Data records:
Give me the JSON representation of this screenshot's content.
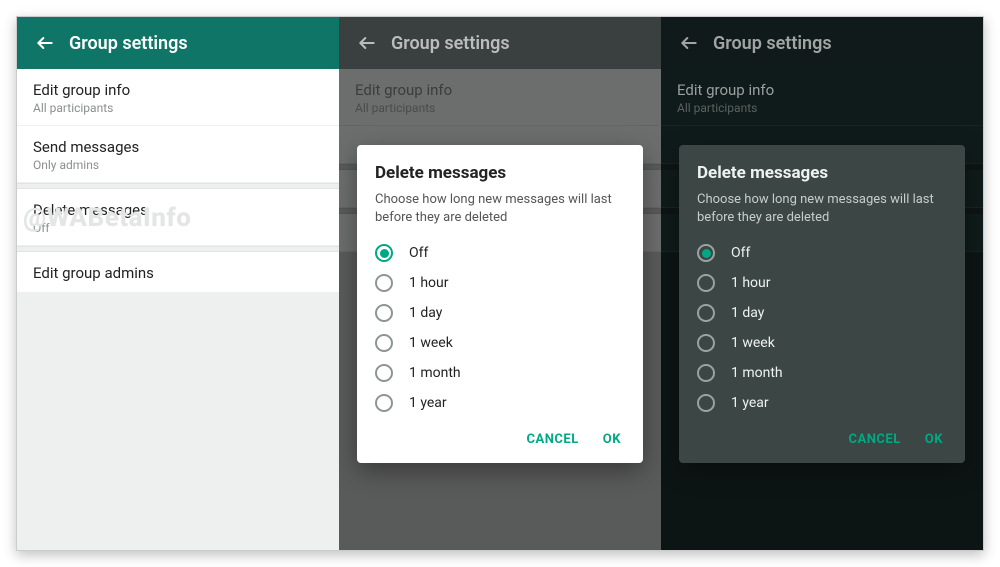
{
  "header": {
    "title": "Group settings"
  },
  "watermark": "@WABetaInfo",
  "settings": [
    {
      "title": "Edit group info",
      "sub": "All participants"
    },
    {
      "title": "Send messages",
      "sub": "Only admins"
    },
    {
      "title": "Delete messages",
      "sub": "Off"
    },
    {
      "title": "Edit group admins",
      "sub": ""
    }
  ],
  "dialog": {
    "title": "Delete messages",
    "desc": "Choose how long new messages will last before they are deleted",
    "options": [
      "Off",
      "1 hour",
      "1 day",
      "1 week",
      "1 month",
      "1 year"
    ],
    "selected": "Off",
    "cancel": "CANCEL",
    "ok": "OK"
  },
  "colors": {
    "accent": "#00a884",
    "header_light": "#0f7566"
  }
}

==

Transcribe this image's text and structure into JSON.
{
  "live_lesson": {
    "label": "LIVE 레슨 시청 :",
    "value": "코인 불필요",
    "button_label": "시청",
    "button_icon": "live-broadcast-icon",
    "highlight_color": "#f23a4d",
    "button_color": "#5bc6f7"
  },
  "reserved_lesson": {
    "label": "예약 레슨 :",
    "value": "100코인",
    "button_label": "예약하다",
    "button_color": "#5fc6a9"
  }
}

### GOAL
Provide the count, and nothing else, of lines in the data above where the word "JSON" occurs.

### RESULT
2